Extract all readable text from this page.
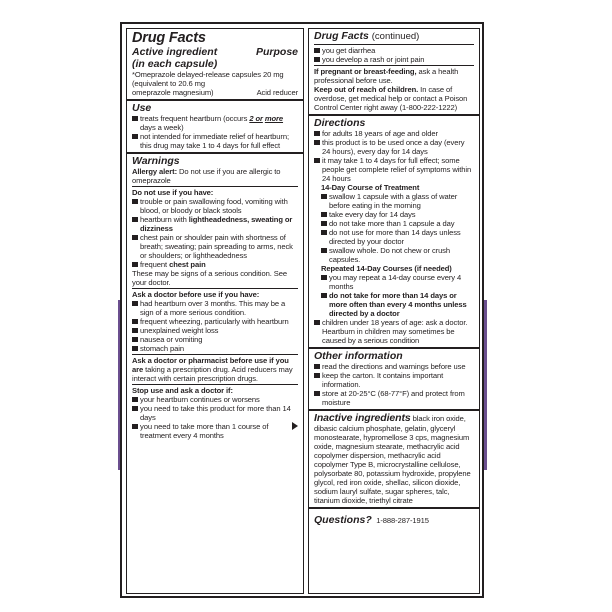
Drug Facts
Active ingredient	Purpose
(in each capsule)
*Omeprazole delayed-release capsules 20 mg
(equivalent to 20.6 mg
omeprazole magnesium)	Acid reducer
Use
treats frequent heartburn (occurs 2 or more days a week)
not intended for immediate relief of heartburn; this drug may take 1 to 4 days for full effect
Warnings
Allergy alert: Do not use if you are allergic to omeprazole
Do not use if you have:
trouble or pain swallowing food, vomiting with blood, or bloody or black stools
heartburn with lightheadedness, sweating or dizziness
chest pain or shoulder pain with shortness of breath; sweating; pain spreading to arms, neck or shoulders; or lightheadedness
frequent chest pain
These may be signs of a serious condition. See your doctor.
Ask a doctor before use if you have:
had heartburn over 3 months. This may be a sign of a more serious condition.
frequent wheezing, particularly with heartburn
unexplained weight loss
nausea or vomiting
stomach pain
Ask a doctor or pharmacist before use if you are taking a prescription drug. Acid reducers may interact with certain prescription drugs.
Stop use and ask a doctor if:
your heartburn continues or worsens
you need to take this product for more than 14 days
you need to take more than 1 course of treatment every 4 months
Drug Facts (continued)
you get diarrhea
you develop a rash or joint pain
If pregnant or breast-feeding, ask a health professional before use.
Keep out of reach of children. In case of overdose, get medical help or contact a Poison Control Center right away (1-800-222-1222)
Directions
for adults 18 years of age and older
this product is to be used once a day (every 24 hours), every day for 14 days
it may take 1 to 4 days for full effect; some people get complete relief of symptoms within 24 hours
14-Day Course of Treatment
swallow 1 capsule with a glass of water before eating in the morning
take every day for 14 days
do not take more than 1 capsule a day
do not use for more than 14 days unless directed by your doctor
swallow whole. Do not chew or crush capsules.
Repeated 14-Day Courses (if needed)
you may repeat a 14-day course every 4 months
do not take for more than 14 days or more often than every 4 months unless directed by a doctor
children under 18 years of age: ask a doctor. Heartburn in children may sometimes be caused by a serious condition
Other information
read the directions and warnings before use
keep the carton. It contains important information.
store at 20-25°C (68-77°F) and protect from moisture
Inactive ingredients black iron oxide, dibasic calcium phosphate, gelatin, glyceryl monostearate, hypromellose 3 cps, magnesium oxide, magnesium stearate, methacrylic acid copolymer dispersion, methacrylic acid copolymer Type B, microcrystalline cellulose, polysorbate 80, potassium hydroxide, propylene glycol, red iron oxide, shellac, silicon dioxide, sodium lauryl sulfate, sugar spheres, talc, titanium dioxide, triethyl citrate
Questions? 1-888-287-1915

-----

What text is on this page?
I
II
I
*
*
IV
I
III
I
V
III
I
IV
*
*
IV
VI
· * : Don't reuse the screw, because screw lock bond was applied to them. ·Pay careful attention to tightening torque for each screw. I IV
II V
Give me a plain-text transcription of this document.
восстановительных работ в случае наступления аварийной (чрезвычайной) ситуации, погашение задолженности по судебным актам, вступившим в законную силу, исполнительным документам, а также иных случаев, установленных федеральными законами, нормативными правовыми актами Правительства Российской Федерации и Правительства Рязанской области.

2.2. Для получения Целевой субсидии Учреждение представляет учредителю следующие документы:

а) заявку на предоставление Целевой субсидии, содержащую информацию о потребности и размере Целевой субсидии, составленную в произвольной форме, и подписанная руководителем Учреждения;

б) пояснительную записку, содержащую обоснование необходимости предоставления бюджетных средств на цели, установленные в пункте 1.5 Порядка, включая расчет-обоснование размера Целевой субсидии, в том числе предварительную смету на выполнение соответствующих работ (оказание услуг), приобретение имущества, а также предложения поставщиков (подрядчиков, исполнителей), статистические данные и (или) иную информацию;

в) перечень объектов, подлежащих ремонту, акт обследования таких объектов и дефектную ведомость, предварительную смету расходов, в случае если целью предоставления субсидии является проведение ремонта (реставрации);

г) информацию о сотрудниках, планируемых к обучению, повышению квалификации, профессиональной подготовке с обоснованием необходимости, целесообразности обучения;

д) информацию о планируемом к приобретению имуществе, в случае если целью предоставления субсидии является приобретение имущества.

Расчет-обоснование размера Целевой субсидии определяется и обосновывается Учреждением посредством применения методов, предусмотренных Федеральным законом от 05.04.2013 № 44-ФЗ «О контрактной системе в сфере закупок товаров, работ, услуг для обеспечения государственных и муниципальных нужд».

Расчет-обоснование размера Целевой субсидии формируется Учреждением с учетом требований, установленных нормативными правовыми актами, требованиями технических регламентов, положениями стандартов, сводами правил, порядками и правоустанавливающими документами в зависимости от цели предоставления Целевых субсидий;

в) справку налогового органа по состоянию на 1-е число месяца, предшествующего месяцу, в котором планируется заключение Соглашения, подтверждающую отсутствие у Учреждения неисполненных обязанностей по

-----

Report every line in the data above in which the word "from" appears.

Extract all readable text from this page.
store at 20-25°C (68-77°F) and protect from moisture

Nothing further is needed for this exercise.